**** Exercise material ****

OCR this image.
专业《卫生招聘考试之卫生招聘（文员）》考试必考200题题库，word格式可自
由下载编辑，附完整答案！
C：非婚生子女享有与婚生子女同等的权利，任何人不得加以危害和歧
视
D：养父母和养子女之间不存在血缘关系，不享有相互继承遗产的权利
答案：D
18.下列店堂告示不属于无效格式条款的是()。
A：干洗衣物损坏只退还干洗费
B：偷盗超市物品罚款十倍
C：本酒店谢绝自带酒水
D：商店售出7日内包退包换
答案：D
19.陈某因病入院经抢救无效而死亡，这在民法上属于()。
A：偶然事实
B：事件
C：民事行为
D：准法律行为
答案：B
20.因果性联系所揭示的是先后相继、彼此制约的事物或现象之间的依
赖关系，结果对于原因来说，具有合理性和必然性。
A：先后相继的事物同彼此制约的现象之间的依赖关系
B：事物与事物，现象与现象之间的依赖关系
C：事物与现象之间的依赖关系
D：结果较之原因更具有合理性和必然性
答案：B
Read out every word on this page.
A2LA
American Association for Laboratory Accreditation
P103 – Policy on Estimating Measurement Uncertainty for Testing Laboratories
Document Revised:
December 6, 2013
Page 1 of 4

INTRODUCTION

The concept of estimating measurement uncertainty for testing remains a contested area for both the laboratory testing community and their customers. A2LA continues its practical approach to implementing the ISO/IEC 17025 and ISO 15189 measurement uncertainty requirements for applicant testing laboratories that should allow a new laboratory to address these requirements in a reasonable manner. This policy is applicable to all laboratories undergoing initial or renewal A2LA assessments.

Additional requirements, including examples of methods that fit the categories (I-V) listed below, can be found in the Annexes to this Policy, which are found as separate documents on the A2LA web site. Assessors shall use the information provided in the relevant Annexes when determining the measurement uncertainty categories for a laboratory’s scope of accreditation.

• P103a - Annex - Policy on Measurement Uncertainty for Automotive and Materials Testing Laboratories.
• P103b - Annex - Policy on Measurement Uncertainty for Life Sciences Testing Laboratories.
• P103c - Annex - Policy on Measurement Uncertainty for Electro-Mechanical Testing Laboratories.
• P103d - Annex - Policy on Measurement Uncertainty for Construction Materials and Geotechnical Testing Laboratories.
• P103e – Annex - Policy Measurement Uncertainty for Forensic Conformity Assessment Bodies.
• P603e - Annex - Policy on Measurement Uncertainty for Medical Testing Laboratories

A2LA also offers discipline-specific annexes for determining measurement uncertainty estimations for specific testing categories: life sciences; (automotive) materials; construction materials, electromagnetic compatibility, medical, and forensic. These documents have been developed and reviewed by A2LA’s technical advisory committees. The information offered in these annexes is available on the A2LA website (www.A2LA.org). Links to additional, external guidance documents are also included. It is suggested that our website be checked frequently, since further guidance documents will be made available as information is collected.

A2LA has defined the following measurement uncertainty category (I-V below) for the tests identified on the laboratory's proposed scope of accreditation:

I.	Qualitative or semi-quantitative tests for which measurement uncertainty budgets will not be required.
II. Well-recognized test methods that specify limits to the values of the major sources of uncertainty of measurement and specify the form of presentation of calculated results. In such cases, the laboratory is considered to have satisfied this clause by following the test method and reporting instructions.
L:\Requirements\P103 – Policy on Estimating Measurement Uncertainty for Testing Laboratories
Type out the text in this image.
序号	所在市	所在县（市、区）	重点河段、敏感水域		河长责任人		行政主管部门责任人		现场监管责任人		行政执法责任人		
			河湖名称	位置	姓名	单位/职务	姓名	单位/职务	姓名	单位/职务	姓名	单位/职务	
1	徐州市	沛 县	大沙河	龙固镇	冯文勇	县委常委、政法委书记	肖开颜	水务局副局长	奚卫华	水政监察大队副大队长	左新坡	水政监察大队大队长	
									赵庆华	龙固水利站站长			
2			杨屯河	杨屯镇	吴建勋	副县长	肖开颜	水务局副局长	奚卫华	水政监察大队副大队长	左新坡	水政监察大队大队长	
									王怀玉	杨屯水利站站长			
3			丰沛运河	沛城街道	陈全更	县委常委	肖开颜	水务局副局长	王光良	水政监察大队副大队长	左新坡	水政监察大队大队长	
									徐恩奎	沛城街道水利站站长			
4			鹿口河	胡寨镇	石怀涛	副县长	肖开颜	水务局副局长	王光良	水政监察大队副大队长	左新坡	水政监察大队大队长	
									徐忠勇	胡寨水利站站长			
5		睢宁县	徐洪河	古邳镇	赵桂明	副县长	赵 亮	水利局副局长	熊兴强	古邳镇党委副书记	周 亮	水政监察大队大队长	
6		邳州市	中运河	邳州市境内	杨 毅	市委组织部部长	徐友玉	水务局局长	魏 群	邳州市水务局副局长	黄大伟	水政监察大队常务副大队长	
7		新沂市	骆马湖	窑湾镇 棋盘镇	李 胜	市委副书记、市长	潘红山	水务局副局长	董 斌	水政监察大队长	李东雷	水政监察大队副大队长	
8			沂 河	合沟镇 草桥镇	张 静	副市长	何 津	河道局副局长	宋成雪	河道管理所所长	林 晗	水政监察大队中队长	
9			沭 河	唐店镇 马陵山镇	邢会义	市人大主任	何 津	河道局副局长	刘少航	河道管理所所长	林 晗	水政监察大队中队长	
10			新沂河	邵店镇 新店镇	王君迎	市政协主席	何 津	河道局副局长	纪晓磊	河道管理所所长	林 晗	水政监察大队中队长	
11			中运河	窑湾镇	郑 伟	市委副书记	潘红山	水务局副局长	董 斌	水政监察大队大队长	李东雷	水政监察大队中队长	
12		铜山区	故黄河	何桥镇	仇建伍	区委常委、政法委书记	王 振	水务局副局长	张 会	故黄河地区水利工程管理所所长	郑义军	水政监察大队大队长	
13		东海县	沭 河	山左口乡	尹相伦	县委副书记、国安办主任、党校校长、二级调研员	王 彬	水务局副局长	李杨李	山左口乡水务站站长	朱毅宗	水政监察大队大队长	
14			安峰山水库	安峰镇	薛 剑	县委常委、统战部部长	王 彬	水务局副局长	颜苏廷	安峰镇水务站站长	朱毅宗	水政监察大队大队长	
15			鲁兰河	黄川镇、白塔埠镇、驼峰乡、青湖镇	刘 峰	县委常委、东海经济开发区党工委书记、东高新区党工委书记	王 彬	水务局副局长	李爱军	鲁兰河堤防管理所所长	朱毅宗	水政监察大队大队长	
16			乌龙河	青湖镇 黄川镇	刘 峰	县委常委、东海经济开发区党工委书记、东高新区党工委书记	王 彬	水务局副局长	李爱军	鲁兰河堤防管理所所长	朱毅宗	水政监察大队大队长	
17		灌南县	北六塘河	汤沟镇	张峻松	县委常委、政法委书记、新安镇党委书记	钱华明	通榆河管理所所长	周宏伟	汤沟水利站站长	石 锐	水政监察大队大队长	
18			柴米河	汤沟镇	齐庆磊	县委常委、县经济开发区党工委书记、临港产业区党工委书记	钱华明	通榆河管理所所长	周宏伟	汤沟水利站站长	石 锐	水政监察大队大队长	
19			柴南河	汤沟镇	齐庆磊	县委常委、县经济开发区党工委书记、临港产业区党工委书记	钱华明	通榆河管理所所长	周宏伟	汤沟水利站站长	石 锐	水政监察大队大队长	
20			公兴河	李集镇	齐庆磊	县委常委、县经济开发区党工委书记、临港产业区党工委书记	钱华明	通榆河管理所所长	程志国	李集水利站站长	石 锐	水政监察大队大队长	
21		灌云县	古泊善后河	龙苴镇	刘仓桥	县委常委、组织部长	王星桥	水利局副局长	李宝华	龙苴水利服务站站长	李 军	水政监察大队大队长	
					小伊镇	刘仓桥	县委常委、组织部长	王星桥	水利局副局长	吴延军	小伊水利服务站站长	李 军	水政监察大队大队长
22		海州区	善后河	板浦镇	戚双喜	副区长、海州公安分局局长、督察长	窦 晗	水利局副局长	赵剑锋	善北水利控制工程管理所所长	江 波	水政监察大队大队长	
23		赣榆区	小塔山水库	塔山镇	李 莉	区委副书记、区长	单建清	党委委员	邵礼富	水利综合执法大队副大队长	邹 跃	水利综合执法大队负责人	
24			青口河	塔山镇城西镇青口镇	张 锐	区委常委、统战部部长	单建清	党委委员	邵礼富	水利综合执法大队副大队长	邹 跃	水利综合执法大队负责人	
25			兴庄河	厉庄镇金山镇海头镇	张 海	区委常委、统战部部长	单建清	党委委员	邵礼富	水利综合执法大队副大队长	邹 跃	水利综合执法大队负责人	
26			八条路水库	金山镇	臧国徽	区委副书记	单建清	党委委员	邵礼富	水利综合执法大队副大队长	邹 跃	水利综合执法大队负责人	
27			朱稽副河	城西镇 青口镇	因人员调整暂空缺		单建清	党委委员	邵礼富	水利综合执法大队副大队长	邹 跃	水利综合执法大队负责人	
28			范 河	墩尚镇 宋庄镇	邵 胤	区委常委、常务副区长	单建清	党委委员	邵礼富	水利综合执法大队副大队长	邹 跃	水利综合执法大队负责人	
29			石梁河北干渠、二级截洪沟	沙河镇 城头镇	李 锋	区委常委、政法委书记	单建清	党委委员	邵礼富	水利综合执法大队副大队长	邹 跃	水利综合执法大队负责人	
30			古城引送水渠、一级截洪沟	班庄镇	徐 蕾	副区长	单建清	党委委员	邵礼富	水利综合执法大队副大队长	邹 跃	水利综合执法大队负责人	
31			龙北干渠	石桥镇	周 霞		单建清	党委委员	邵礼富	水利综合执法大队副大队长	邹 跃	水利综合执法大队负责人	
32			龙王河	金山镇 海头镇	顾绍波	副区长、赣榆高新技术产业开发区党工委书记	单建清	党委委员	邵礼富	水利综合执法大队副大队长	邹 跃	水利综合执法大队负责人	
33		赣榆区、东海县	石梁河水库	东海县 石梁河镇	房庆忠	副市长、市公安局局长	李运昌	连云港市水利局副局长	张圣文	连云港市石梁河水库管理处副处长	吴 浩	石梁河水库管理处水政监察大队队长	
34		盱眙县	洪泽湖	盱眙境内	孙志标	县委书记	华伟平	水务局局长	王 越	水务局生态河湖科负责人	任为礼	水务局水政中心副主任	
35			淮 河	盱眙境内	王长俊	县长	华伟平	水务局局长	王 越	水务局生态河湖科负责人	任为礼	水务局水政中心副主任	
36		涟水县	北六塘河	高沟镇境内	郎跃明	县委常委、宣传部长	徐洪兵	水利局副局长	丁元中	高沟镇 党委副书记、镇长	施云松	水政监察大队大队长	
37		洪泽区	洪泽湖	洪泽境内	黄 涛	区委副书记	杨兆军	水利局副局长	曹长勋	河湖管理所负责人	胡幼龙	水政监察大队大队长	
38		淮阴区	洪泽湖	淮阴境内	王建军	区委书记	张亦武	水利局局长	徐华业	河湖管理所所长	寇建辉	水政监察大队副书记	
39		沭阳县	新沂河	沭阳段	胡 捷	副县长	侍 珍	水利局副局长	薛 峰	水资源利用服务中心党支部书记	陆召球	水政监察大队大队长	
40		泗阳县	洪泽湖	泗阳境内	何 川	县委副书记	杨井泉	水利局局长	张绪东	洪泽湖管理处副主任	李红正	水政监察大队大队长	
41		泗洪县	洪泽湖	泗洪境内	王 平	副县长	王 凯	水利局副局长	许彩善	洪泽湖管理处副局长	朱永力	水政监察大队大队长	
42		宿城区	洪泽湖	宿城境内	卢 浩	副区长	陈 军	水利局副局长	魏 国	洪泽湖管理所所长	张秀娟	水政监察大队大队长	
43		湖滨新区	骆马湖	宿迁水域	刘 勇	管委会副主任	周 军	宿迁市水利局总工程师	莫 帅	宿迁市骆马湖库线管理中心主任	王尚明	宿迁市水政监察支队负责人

****

__Instructions to follow__
Extract, from the material above, each line holding the word "水务局水政中心副主任".

__Task result__
34		盱眙县	洪泽湖	盱眙境内	孙志标	县委书记	华伟平	水务局局长	王 越	水务局生态河湖科负责人	任为礼	水务局水政中心副主任	
35			淮 河	盱眙境内	王长俊	县长	华伟平	水务局局长	王 越	水务局生态河湖科负责人	任为礼	水务局水政中心副主任	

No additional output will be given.